* **SOAL**
Dalam teks tentang sejarah Kota Medan, pada tahun berapa orang-orang Belanda mulai membuka kebun tembakau di Deli?

* **KUTIPAN TEKS**
───

Sejarah Kota Medan
1. Medan Tanah Deli
Pada zaman dahulu Kota Medan ini dikenal dengan nama Tanah Deli dan
keadaan tanahnya berawa-rawa kurang lebih seluas 4000 Ha. Beberapa
sungai melintasi Kota Medan ini dan semuanya bermuara ke Selat Malaka.
Sungai-sungai itu adalah Sei Deli, Sei Babura, Sei Sikambing, Sei Denai,
Sei Putih, Sei Badra, Sei Belawan dan Sei Sulang Saling/Sei Kera.
Pada
mulanya yang membuka perkampungan Medan adalah Guru Patimpus lokasinya
terletak di Tanah Deli, maka sejak zaman penjajahan orang selalu
merangkaikan Medan dengan Deli (Medan–Deli). Setelah zaman kemerdekaan
lama kelamaan istilah Medan Deli secara berangsur-angsur lenyap sehingga
akhirnya kurang popular.
Dahulu orang menamakan Tanah Deli mulai dari Sungai Ular (Deli Serdang)
sampai ke Sungai Wampu di Langkat sedangkan Kesultanan Deli yang
berkuasa pada waktu itu wilayah kekuasaannya tidak mencakup daerah
diantara kedua sungai tersebut.
Secara keseluruhan jenis tanah di wilayah Deli terdiri dari tanah liat,
tanah pasir, tanah campuran, tanah hitam, tanah coklat dan tanah merah.
Hal ini merupakan penelitian dari Van Hissink tahun 1900 yang
dilanjutkan oleh penelitian Vriens tahun 1910 bahwa disamping jenis
tanah seperti tadi ada lagi ditemui jenis tanah liat yang spesifik.
Tanah liat inilah pada waktu penjajahan Belanda ditempat yang bernama
Bakaran Batu (sekarang Medan Tenggara atau Menteng) orang membakar batu
bata yang berkwalitas tinggi dan salah satu pabrik batu bata pada zaman
itu adalah Deli Klei.
Mengenai curah hujan di Tanah Deli digolongkan dua macam yakni : Maksima
Utama dan Maksima Tambahan. Maksima Utama terjadi pada bulan-bulan
Oktober s/d bulan Desember sedang Maksima Tambahan antara bulan Januari
s/d September. Secara rinci curah hujan di Medan rata-rata 2000 pertahun
dengan intensitas rata-rata 4,4 mm/jam.
Menurut Volker pada tahun 1860 Medan masih merupakan hutan rimba dan
disana sini terutama dimuara-muara sungai diselingi pemukiman-pemukiman
penduduk yang berasal dari Karo dan semenanjung Malaya. Pada tahun 1863
orang-orang Belanda mulai membuka kebun Tembakau di Deli yang sempat
menjadi primadona Tanah Deli. Sejak itu perekonomian terus berkembang
sehingga Medan menjadi Kota pusat pemerintahan dan perekonomian di
Sumatera Utara.

───

* **BARIS DATA**
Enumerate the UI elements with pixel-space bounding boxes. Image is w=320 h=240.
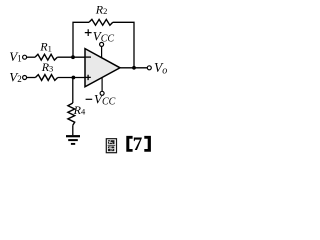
svg-text:R2: R2 bbox=[95, 2, 108, 16]
op-amp -VCC pin stub bbox=[101, 78, 103, 92]
svg-text:7: 7 bbox=[133, 134, 143, 155]
ground bbox=[66, 135, 80, 137]
svg-text:V1: V1 bbox=[9, 49, 21, 64]
op-amp U1 bbox=[85, 49, 120, 87]
wire V2 terminal to R3 bbox=[27, 77, 36, 79]
resistor R3 bbox=[35, 75, 57, 81]
node Vo terminal bbox=[147, 66, 151, 70]
svg-text:V2: V2 bbox=[9, 69, 21, 84]
op-amp +VCC pin stub bbox=[101, 46, 103, 58]
caption right lenticular bracket bbox=[144, 136, 151, 152]
node junction output bbox=[132, 66, 136, 70]
svg-text:R4: R4 bbox=[73, 103, 86, 117]
caption left lenticular bracket bbox=[126, 136, 132, 152]
wire feedback right vertical bbox=[113, 22, 134, 68]
op-amp +VCC pin terminal bbox=[100, 42, 104, 46]
wire R4 to ground bbox=[72, 125, 74, 135]
svg-text:Vo: Vo bbox=[154, 60, 167, 77]
resistor R2 bbox=[89, 19, 113, 25]
node junction non-inverting input bbox=[72, 76, 76, 80]
wire R1 to op-amp inverting input bbox=[57, 56, 85, 58]
op-amp -VCC pin terminal bbox=[100, 91, 104, 95]
svg-text:VCC: VCC bbox=[93, 28, 115, 44]
wire op-amp output bbox=[120, 67, 147, 69]
resistor R1 bbox=[35, 54, 57, 60]
wire junction to R4 bbox=[72, 78, 74, 104]
caption figure glyph (CJK drawn) bbox=[106, 139, 116, 153]
wire V1 terminal to R1 bbox=[27, 56, 35, 58]
label -VCC bbox=[86, 98, 93, 100]
op-amp inverting input marker - bbox=[86, 56, 91, 58]
op-amp non-inverting input marker + bbox=[85, 75, 90, 80]
node V1 terminal bbox=[23, 55, 27, 59]
svg-text:VCC: VCC bbox=[94, 91, 116, 107]
svg-text:R3: R3 bbox=[41, 60, 54, 74]
node junction inverting input bbox=[71, 55, 75, 59]
resistor R4 bbox=[68, 103, 75, 125]
label +VCC bbox=[85, 29, 92, 36]
wire feedback left vertical bbox=[73, 22, 89, 57]
svg-text:R1: R1 bbox=[39, 40, 52, 54]
node V2 terminal bbox=[23, 76, 27, 80]
wire R3 to op-amp non-inverting input bbox=[58, 77, 86, 79]
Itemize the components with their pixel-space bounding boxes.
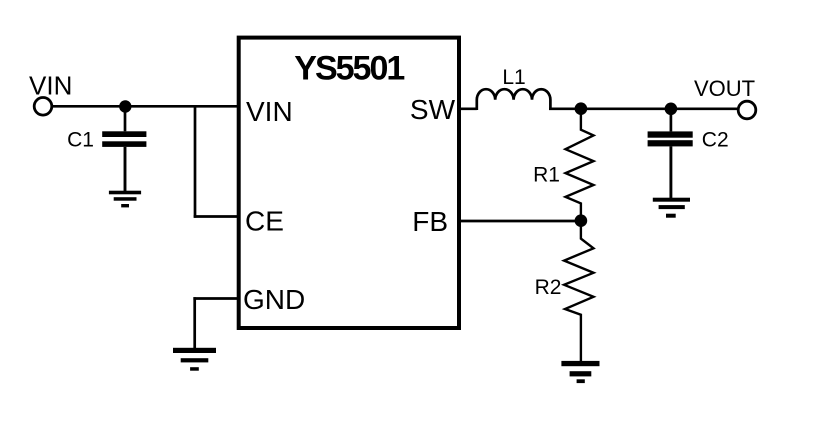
svg-text:YS5501: YS5501 [294, 49, 404, 87]
svg-text:FB: FB [412, 206, 448, 237]
wire FB [459, 220, 581, 223]
ground (R2) [561, 361, 599, 383]
wire C2 upper lead [670, 109, 673, 132]
svg-text:R1: R1 [533, 163, 560, 186]
capacitor C2 [648, 131, 693, 146]
ground (GND pin) [173, 348, 216, 371]
wire C1 upper lead [124, 107, 127, 132]
node C2/VOUT junction [665, 103, 678, 116]
svg-text:GND: GND [243, 284, 305, 315]
resistor R2 [564, 221, 593, 362]
wire CE branch vertical [194, 105, 197, 218]
node VIN/C1 junction [119, 100, 131, 112]
ground (C1) [109, 191, 141, 208]
svg-text:SW: SW [410, 94, 456, 125]
wire CE branch horizontal [194, 215, 241, 218]
svg-text:C1: C1 [67, 128, 94, 151]
wire GND pin horizontal [193, 297, 240, 300]
wire VIN rail [52, 105, 241, 108]
svg-text:R2: R2 [535, 276, 562, 299]
inductor L1 [477, 89, 551, 110]
svg-text:C2: C2 [702, 128, 729, 151]
svg-text:VOUT: VOUT [694, 76, 755, 101]
IC U1 YS5501 [239, 38, 459, 328]
wire L1 to VOUT rail [549, 107, 738, 110]
ground (C2) [653, 198, 690, 218]
svg-text:CE: CE [245, 206, 284, 237]
node SW/R1/L1 junction [575, 102, 588, 115]
capacitor C1 [102, 131, 146, 147]
terminal VIN [34, 98, 52, 116]
svg-text:VIN: VIN [246, 96, 293, 127]
svg-text:VIN: VIN [29, 71, 72, 101]
wire C2 lower lead [669, 146, 672, 198]
terminal VOUT [738, 101, 756, 119]
svg-text:L1: L1 [502, 66, 525, 89]
wire GND pin vertical [193, 297, 196, 348]
wire C1 lower lead [124, 147, 127, 191]
node FB/R1/R2 junction [575, 214, 588, 227]
resistor R1 [566, 109, 594, 221]
wire SW to L1 [457, 107, 477, 110]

───

* **JAWABAN LATIHAN**
Pada tahun 1863.